╭─ SUPPLIED DATA
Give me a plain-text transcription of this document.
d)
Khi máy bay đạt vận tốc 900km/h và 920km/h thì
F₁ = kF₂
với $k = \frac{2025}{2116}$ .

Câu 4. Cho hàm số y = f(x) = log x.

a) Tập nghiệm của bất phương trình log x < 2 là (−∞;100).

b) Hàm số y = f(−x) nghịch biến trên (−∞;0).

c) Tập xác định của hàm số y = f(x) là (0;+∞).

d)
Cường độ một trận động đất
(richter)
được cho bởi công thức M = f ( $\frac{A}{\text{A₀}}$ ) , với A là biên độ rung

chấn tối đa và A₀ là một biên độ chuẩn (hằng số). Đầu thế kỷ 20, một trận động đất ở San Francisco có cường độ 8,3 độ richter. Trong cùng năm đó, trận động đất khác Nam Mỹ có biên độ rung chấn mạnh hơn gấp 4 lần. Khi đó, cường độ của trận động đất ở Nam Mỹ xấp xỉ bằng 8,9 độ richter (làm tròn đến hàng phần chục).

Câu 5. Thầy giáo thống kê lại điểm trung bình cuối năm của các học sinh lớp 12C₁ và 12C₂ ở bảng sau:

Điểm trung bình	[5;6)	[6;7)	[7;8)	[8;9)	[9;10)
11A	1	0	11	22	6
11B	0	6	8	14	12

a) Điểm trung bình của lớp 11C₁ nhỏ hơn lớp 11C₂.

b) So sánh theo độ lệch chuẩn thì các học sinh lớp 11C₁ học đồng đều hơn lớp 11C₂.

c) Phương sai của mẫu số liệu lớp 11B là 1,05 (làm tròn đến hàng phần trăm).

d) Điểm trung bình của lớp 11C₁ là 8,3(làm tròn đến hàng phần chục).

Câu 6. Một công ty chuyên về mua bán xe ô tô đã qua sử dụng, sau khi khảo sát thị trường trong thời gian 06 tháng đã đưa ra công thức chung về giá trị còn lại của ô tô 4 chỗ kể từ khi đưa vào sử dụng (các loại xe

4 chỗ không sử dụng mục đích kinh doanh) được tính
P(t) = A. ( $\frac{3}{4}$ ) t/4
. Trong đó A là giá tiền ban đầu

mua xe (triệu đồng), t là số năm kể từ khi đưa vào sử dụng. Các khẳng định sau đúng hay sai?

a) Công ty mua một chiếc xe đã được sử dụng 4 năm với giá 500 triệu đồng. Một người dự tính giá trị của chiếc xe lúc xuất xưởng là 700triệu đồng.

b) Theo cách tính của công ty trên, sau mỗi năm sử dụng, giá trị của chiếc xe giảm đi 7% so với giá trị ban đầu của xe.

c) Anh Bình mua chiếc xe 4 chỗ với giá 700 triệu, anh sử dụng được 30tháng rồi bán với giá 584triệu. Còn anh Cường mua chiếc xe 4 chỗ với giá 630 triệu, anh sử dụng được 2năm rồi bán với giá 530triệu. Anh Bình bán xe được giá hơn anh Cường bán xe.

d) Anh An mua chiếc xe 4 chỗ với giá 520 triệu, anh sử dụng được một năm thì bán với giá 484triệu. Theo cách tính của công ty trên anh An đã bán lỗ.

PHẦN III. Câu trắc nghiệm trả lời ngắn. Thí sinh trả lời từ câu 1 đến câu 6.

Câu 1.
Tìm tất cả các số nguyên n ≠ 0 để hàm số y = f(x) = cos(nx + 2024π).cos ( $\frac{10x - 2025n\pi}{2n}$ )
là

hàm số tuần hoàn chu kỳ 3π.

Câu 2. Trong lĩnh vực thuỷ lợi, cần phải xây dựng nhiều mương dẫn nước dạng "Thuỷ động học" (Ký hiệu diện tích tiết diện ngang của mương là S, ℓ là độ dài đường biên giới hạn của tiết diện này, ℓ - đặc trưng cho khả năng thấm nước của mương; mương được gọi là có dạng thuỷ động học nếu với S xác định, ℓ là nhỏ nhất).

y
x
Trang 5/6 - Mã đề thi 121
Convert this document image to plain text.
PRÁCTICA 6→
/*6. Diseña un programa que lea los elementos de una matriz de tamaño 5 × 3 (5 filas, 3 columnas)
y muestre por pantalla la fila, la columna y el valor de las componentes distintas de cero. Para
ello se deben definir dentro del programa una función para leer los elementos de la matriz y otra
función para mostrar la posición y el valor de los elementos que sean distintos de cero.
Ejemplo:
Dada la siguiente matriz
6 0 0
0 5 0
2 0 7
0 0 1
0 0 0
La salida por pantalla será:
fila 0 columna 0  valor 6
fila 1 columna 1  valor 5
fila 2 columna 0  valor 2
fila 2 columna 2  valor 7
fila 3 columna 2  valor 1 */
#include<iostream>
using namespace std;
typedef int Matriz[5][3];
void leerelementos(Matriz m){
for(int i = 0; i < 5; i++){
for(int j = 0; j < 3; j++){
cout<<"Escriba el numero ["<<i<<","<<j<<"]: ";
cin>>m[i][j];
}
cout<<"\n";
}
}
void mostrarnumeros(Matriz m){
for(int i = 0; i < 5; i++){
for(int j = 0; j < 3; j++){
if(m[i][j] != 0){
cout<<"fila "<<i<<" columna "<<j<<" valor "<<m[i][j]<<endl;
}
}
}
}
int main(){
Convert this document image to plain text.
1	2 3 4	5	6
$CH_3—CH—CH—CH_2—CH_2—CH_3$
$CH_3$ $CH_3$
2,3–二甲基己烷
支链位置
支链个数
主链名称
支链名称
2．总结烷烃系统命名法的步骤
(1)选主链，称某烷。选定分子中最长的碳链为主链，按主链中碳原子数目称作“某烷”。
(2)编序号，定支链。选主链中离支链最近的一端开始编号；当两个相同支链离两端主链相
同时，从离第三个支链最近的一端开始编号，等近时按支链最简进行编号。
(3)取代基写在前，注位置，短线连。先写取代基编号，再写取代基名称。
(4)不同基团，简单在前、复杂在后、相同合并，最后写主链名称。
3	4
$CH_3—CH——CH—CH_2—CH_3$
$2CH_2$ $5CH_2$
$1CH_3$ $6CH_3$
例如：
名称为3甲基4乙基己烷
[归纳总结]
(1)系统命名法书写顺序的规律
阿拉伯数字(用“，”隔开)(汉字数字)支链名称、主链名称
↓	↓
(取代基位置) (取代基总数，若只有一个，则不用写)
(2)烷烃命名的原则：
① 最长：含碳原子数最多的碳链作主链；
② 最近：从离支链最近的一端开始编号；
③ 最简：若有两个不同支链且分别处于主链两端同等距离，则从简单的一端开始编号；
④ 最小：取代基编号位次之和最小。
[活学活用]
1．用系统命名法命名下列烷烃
╰─
THE EXERCISE: Extract the full listing above without altering anything.

TASK OUTPUT:
Give me a plain-text transcription of this document.
d)
Khi máy bay đạt vận tốc 900km/h và 920km/h thì
F₁ = kF₂
với $k = \frac{2025}{2116}$ .

Câu 4. Cho hàm số y = f(x) = log x.

a) Tập nghiệm của bất phương trình log x < 2 là (−∞;100).

b) Hàm số y = f(−x) nghịch biến trên (−∞;0).

c) Tập xác định của hàm số y = f(x) là (0;+∞).

d)
Cường độ một trận động đất
(richter)
được cho bởi công thức M = f ( $\frac{A}{\text{A₀}}$ ) , với A là biên độ rung

chấn tối đa và A₀ là một biên độ chuẩn (hằng số). Đầu thế kỷ 20, một trận động đất ở San Francisco có cường độ 8,3 độ richter. Trong cùng năm đó, trận động đất khác Nam Mỹ có biên độ rung chấn mạnh hơn gấp 4 lần. Khi đó, cường độ của trận động đất ở Nam Mỹ xấp xỉ bằng 8,9 độ richter (làm tròn đến hàng phần chục).

Câu 5. Thầy giáo thống kê lại điểm trung bình cuối năm của các học sinh lớp 12C₁ và 12C₂ ở bảng sau:

Điểm trung bình	[5;6)	[6;7)	[7;8)	[8;9)	[9;10)
11A	1	0	11	22	6
11B	0	6	8	14	12

a) Điểm trung bình của lớp 11C₁ nhỏ hơn lớp 11C₂.

b) So sánh theo độ lệch chuẩn thì các học sinh lớp 11C₁ học đồng đều hơn lớp 11C₂.

c) Phương sai của mẫu số liệu lớp 11B là 1,05 (làm tròn đến hàng phần trăm).

d) Điểm trung bình của lớp 11C₁ là 8,3(làm tròn đến hàng phần chục).

Câu 6. Một công ty chuyên về mua bán xe ô tô đã qua sử dụng, sau khi khảo sát thị trường trong thời gian 06 tháng đã đưa ra công thức chung về giá trị còn lại của ô tô 4 chỗ kể từ khi đưa vào sử dụng (các loại xe

4 chỗ không sử dụng mục đích kinh doanh) được tính
P(t) = A. ( $\frac{3}{4}$ ) t/4
. Trong đó A là giá tiền ban đầu

mua xe (triệu đồng), t là số năm kể từ khi đưa vào sử dụng. Các khẳng định sau đúng hay sai?

a) Công ty mua một chiếc xe đã được sử dụng 4 năm với giá 500 triệu đồng. Một người dự tính giá trị của chiếc xe lúc xuất xưởng là 700triệu đồng.

b) Theo cách tính của công ty trên, sau mỗi năm sử dụng, giá trị của chiếc xe giảm đi 7% so với giá trị ban đầu của xe.

c) Anh Bình mua chiếc xe 4 chỗ với giá 700 triệu, anh sử dụng được 30tháng rồi bán với giá 584triệu. Còn anh Cường mua chiếc xe 4 chỗ với giá 630 triệu, anh sử dụng được 2năm rồi bán với giá 530triệu. Anh Bình bán xe được giá hơn anh Cường bán xe.

d) Anh An mua chiếc xe 4 chỗ với giá 520 triệu, anh sử dụng được một năm thì bán với giá 484triệu. Theo cách tính của công ty trên anh An đã bán lỗ.

PHẦN III. Câu trắc nghiệm trả lời ngắn. Thí sinh trả lời từ câu 1 đến câu 6.

Câu 1.
Tìm tất cả các số nguyên n ≠ 0 để hàm số y = f(x) = cos(nx + 2024π).cos ( $\frac{10x - 2025n\pi}{2n}$ )
là

hàm số tuần hoàn chu kỳ 3π.

Câu 2. Trong lĩnh vực thuỷ lợi, cần phải xây dựng nhiều mương dẫn nước dạng "Thuỷ động học" (Ký hiệu diện tích tiết diện ngang của mương là S, ℓ là độ dài đường biên giới hạn của tiết diện này, ℓ - đặc trưng cho khả năng thấm nước của mương; mương được gọi là có dạng thuỷ động học nếu với S xác định, ℓ là nhỏ nhất).

y
x
Trang 5/6 - Mã đề thi 121
Convert this document image to plain text.
PRÁCTICA 6→
/*6. Diseña un programa que lea los elementos de una matriz de tamaño 5 × 3 (5 filas, 3 columnas)
y muestre por pantalla la fila, la columna y el valor de las componentes distintas de cero. Para
ello se deben definir dentro del programa una función para leer los elementos de la matriz y otra
función para mostrar la posición y el valor de los elementos que sean distintos de cero.
Ejemplo:
Dada la siguiente matriz
6 0 0
0 5 0
2 0 7
0 0 1
0 0 0
La salida por pantalla será:
fila 0 columna 0  valor 6
fila 1 columna 1  valor 5
fila 2 columna 0  valor 2
fila 2 columna 2  valor 7
fila 3 columna 2  valor 1 */
#include<iostream>
using namespace std;
typedef int Matriz[5][3];
void leerelementos(Matriz m){
for(int i = 0; i < 5; i++){
for(int j = 0; j < 3; j++){
cout<<"Escriba el numero ["<<i<<","<<j<<"]: ";
cin>>m[i][j];
}
cout<<"\n";
}
}
void mostrarnumeros(Matriz m){
for(int i = 0; i < 5; i++){
for(int j = 0; j < 3; j++){
if(m[i][j] != 0){
cout<<"fila "<<i<<" columna "<<j<<" valor "<<m[i][j]<<endl;
}
}
}
}
int main(){
Convert this document image to plain text.
1	2 3 4	5	6
$CH_3—CH—CH—CH_2—CH_2—CH_3$
$CH_3$ $CH_3$
2,3–二甲基己烷
支链位置
支链个数
主链名称
支链名称
2．总结烷烃系统命名法的步骤
(1)选主链，称某烷。选定分子中最长的碳链为主链，按主链中碳原子数目称作“某烷”。
(2)编序号，定支链。选主链中离支链最近的一端开始编号；当两个相同支链离两端主链相
同时，从离第三个支链最近的一端开始编号，等近时按支链最简进行编号。
(3)取代基写在前，注位置，短线连。先写取代基编号，再写取代基名称。
(4)不同基团，简单在前、复杂在后、相同合并，最后写主链名称。
3	4
$CH_3—CH——CH—CH_2—CH_3$
$2CH_2$ $5CH_2$
$1CH_3$ $6CH_3$
例如：
名称为3甲基4乙基己烷
[归纳总结]
(1)系统命名法书写顺序的规律
阿拉伯数字(用“，”隔开)(汉字数字)支链名称、主链名称
↓	↓
(取代基位置) (取代基总数，若只有一个，则不用写)
(2)烷烃命名的原则：
① 最长：含碳原子数最多的碳链作主链；
② 最近：从离支链最近的一端开始编号；
③ 最简：若有两个不同支链且分别处于主链两端同等距离，则从简单的一端开始编号；
④ 最小：取代基编号位次之和最小。
[活学活用]
1．用系统命名法命名下列烷烃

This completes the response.